Featured Technologies

August 19, 2019

Small data learning technology is expected to have a significant effect on the promotion of deep learning. We spoke with a researcher about the features of this technology and why it is required.

Significantly reducing the lack of data, which has long been a bottleneck in deep learning utilization

Atsushi Sato
Atsushi Sato
Doctor of Science
Research Fellow
Biometrics Research Laboratories

― What kind of technology is small data learning?

Recently, deep learning has become the object of the world’s attention, and is utilized in a variety of situations. However, a large amount of data is required to produce sufficient results and accuracy with deep learning. NEC personnel visit customers’ sites to provide support, and we have encountered many cases in which the amount of data required has become a bottleneck preventing implementation of this technology. It is possible to increase the amount of data used for learning when there is a physical model and an environment conducive to enacting highly accurate simulations, but there is no such model in most actual business situations. For example, suppose you are looking to incorporate deep learning in product inspection at your factory. Even if you are able to collect a sufficient amount of quality product data, there will typically be a significant lack of defective product data, ultimately leaving you without enough data for learning. Of course, it is quite difficult to simulate defective product data using a physical model, since such data can result from a multitude of causes. Is it possible to enact highly accurate learning with only a small amount of data? This is an issue researchers the world over have been grappling with intently in recent years.
Our small data learning technology was developed to address issues such as this. We have confirmed that accurate learning is possible even with only half the amount of data required by conventional methods. Up to this point, such methods as data augmentation and adversarial example generation have been researched around the world, but this technology takes a different approach, being designed for more efficient learning.

A unique approach focused on the middle layers, efficiently generating data that contributes to accuracy

― What kind of system is it?

Specifically speaking, we utilized the characteristics of a deep-layered structure for deep learning (a deep neural network) to develop a method for artificially generating data from the middle layers. In a deep neural network, data is aggregated into symbols with meaning as it moves from the input layer to the output layer. For example, in character recognition, when large amounts of data like the numerals 4 and 9 are collected at the input layer, they are simply registered as black and white image patterns. Even when the symbols are the same, they are not recognized as such by the system at this point, and are therefore distributed as separate data. The network learns while proceeding to the output layer and aggregating a variety of data along the way, eventually recognizing the data as collections of symbols, with some being pattern 4 and some being pattern 9.

▶ Exercise requirements:
Change "data augmentation" to "data expansion" in the passage of the small data learning interview starting with "Our small data" and going on through "system is it?", and give that passage in full.

▶ Given material:
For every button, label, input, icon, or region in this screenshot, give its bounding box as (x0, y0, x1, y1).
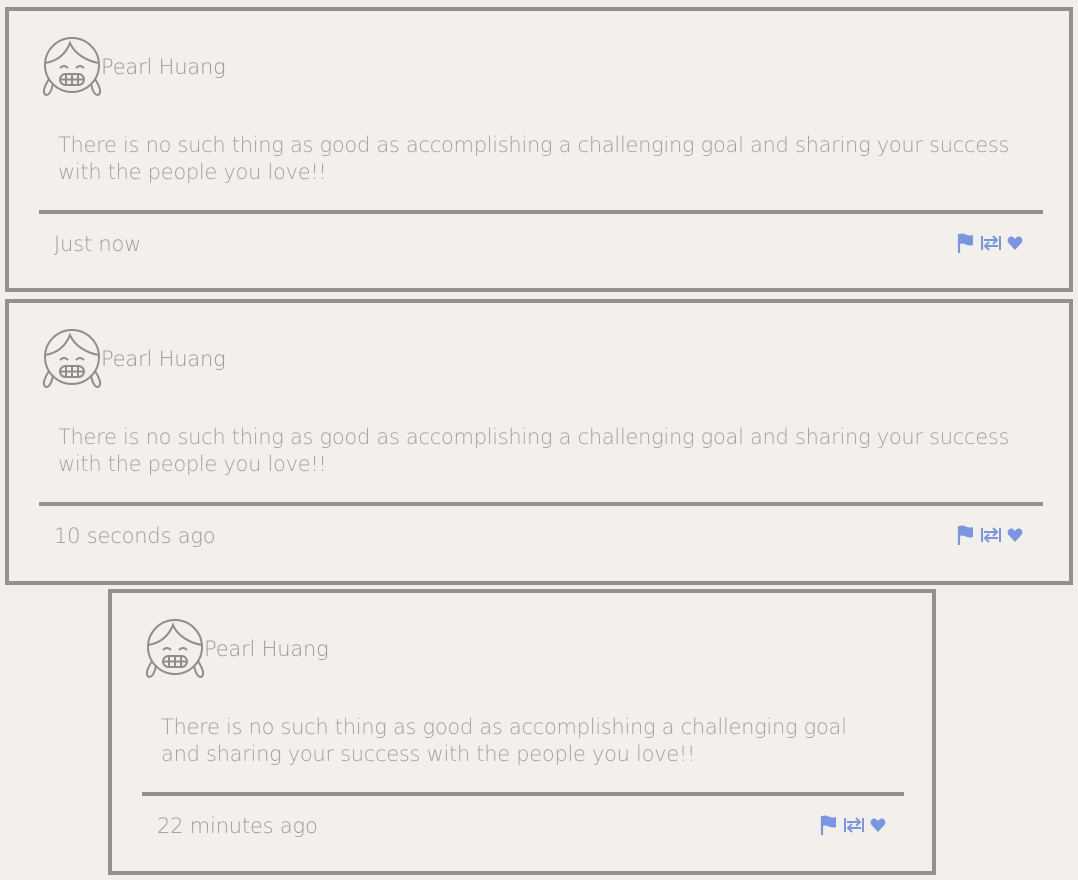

▶ Response:
Our small data learning technology was developed to address issues such as this. We have confirmed that accurate learning is possible even with only half the amount of data required by conventional methods. Up to this point, such methods as data expansion and adversarial example generation have been researched around the world, but this technology takes a different approach, being designed for more efficient learning.

A unique approach focused on the middle layers, efficiently generating data that contributes to accuracy

― What kind of system is it?